Exercise ▸
Collect every line in the records below that contains the word "строителей".

Data rows ▸
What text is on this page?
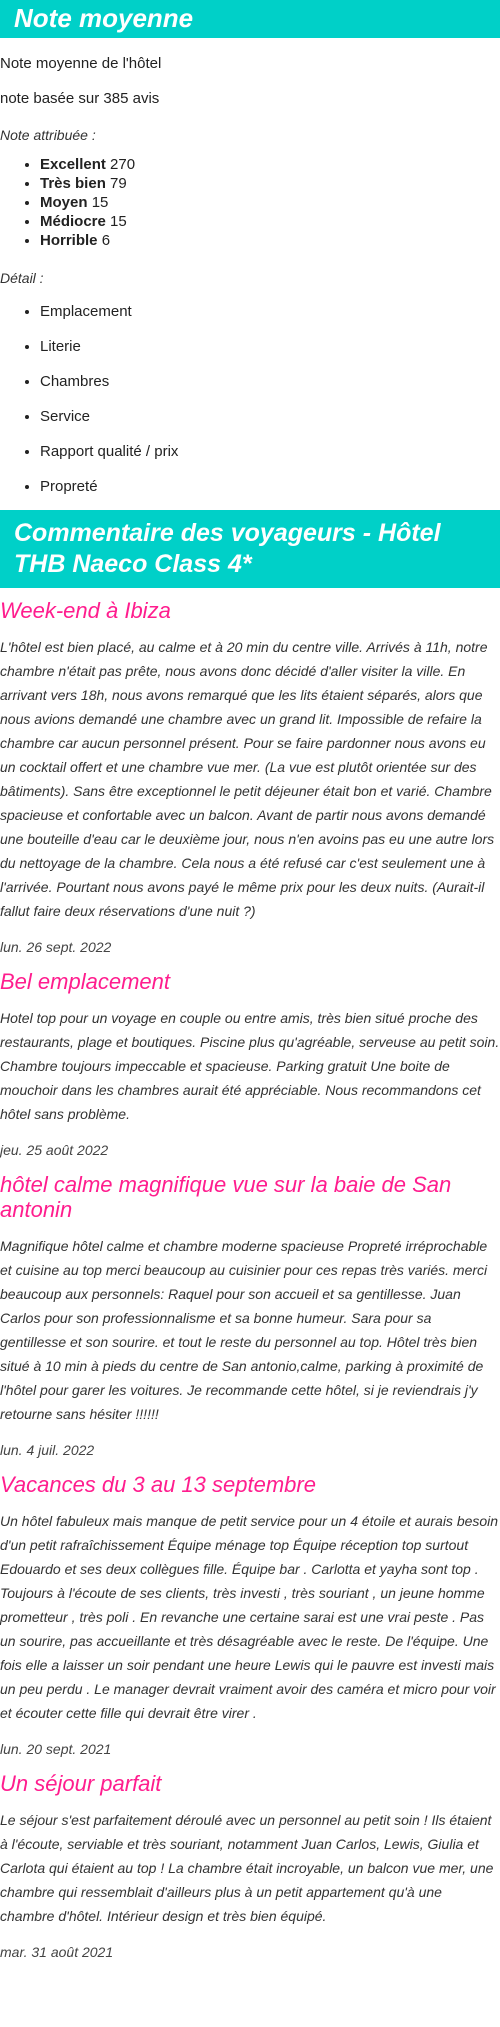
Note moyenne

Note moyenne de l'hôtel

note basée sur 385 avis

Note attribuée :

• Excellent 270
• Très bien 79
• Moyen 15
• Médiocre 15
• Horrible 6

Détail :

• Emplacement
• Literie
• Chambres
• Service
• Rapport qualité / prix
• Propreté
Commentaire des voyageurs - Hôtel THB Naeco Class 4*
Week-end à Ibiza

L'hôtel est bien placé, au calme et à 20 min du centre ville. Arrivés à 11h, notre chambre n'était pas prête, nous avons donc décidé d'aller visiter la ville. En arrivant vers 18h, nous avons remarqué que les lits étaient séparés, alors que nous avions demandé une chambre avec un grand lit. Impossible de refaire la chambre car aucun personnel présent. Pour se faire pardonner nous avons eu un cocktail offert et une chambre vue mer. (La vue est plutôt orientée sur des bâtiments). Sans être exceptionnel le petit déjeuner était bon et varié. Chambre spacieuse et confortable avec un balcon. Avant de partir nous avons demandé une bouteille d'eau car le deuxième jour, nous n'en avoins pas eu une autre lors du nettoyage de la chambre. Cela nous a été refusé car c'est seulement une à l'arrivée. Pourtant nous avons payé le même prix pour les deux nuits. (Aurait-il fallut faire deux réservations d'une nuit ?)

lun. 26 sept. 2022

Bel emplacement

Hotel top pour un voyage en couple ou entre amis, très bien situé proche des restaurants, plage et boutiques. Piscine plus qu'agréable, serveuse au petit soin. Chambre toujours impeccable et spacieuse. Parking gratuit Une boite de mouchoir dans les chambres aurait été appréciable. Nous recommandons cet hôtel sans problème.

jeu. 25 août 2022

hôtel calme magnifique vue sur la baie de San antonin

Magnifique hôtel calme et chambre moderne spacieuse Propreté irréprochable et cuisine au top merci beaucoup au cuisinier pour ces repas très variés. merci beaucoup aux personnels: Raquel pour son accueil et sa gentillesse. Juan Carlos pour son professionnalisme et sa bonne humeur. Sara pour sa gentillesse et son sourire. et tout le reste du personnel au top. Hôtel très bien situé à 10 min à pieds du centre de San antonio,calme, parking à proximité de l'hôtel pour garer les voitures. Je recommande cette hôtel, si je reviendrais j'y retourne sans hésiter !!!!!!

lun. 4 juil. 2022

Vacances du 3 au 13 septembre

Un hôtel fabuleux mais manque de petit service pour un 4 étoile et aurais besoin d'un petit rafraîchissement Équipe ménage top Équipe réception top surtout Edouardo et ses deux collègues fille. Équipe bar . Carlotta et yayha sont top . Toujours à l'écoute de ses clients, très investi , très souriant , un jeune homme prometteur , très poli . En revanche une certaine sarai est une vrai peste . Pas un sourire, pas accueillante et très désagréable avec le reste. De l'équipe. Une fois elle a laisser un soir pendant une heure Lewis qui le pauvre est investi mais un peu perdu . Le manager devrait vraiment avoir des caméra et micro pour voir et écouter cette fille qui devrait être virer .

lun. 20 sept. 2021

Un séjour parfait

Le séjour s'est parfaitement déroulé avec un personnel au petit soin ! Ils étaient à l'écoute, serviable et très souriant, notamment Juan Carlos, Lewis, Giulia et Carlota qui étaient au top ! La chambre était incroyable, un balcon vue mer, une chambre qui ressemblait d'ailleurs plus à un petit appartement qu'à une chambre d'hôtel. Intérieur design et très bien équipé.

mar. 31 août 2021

* * *

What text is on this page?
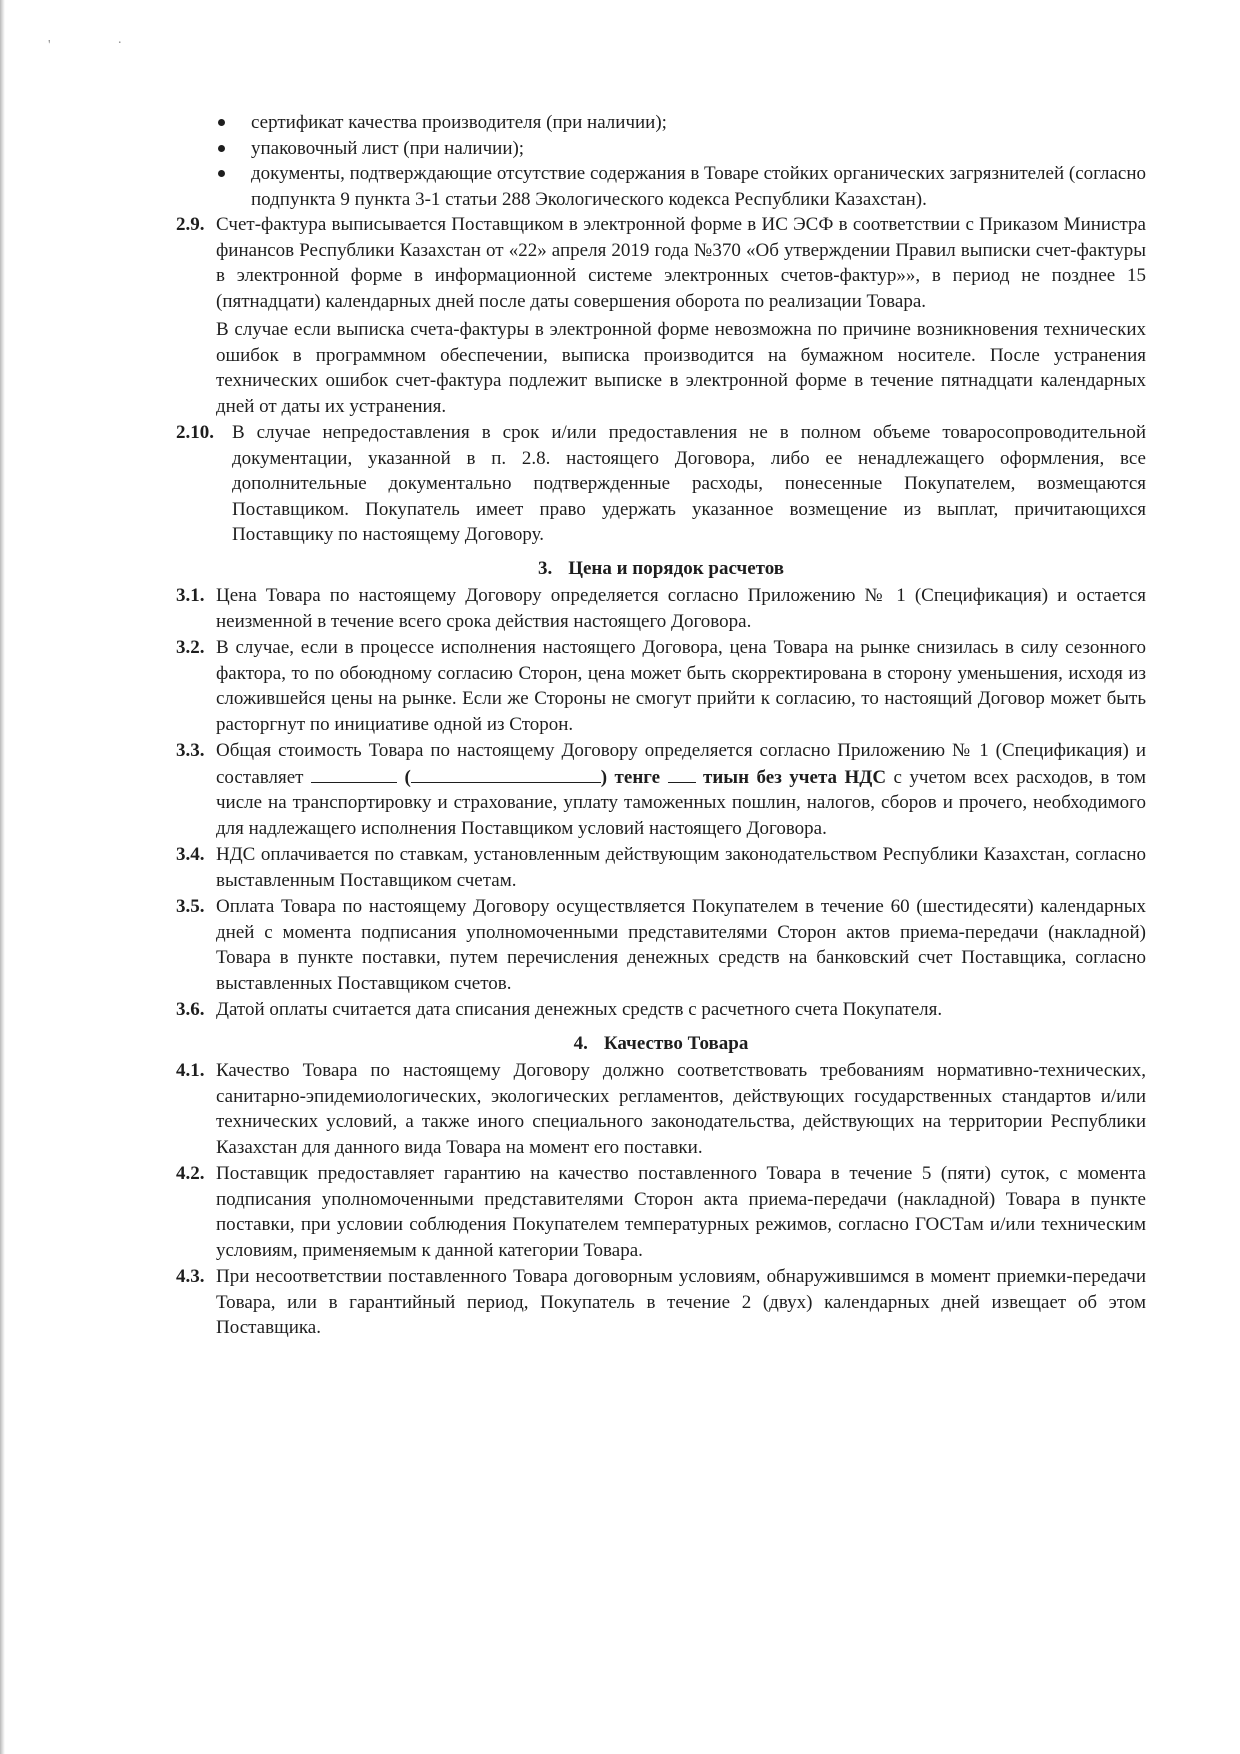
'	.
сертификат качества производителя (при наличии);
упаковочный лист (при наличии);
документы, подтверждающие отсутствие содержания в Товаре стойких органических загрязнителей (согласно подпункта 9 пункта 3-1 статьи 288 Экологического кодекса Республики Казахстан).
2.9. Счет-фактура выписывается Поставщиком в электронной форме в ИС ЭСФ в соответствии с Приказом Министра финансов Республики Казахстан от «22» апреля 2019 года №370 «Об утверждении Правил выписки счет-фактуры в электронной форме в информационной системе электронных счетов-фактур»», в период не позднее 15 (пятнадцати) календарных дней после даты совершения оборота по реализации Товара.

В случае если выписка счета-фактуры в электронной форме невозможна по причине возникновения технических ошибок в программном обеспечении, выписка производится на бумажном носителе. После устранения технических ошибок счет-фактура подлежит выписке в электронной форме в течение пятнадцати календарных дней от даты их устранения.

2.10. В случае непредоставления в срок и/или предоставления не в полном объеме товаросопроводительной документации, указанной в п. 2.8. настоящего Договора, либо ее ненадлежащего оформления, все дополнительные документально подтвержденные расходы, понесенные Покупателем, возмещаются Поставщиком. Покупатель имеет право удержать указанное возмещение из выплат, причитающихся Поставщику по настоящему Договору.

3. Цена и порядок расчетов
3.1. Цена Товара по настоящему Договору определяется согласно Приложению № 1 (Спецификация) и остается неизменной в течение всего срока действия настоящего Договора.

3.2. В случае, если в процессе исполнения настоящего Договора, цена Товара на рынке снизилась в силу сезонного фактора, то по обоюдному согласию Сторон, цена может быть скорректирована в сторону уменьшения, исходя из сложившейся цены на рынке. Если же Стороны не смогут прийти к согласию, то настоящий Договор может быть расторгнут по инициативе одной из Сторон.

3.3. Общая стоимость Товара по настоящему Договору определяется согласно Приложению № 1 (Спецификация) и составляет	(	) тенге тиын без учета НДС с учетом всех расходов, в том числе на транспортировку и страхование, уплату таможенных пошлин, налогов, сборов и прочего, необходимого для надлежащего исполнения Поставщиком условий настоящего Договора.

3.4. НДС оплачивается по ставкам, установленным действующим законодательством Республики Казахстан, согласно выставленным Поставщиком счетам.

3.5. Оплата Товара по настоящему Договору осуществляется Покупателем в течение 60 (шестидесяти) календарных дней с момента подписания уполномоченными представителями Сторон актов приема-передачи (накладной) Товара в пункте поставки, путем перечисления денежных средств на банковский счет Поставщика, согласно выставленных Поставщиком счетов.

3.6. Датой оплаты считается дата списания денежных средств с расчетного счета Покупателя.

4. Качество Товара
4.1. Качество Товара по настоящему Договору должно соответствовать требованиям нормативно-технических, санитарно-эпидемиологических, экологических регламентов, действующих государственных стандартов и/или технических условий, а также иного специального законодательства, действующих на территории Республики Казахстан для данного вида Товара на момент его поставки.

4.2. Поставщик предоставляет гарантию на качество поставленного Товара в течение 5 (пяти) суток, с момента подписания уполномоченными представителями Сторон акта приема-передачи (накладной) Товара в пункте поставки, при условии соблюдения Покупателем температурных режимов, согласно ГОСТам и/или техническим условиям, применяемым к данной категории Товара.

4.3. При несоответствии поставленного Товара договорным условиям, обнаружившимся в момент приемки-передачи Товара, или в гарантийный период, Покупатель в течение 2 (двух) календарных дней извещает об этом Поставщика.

==

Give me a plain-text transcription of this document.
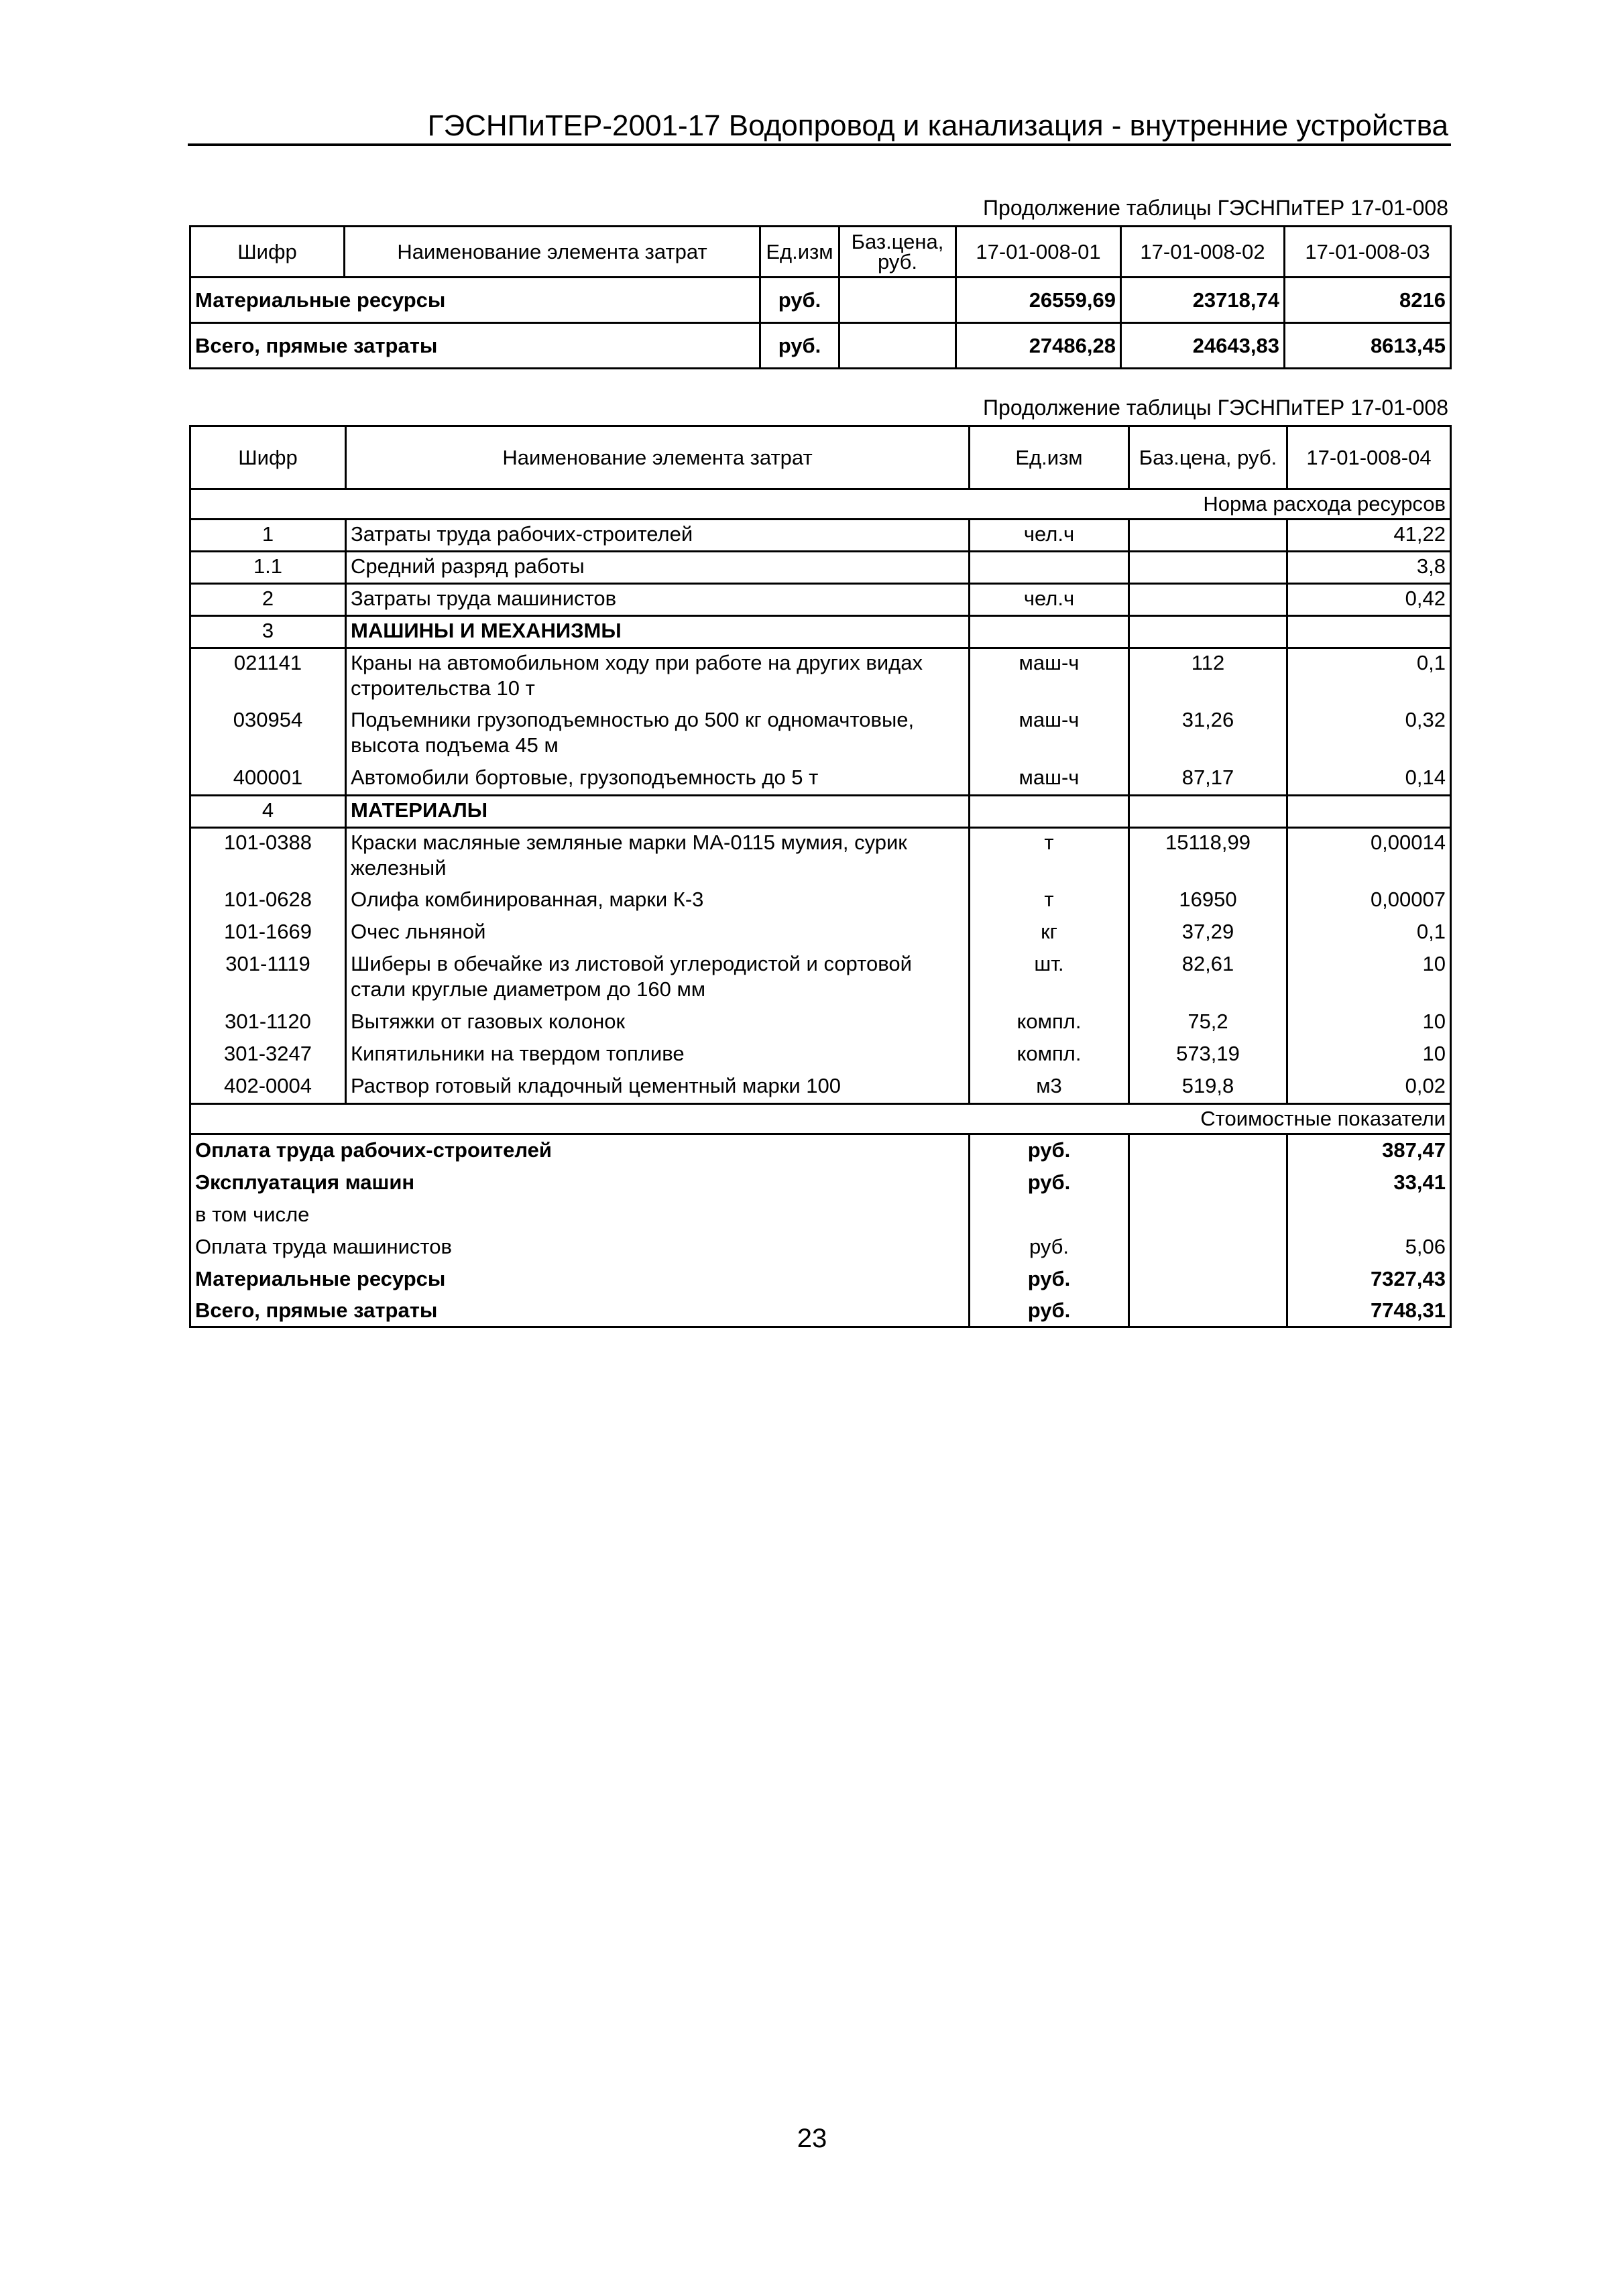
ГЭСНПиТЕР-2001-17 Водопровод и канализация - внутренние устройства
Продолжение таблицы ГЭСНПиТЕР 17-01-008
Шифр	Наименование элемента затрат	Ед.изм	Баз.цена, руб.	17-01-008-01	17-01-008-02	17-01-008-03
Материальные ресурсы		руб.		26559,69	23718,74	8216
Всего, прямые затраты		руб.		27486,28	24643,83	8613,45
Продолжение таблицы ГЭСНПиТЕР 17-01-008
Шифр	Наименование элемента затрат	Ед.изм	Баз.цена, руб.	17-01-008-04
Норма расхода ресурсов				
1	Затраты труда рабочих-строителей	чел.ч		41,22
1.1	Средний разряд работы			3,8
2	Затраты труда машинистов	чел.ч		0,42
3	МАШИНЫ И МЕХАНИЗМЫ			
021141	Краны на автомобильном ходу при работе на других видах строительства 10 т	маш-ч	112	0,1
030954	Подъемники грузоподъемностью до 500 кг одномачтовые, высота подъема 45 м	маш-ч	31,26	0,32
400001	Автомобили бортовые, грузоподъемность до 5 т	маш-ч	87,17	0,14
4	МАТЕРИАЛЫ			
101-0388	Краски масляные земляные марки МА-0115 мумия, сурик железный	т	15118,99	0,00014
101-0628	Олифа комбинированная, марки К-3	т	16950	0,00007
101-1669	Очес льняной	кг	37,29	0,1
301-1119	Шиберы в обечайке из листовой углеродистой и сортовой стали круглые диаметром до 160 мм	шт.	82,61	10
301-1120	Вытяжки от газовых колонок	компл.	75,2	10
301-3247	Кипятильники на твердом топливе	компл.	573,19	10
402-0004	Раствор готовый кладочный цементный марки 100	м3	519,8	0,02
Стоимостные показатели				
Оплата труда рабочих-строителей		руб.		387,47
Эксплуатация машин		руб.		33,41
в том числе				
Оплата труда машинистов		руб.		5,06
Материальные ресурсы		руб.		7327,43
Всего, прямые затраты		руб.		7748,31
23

Result of this task ▸
1	Затраты труда рабочих-строителей	чел.ч		41,22
Оплата труда рабочих-строителей		руб.		387,47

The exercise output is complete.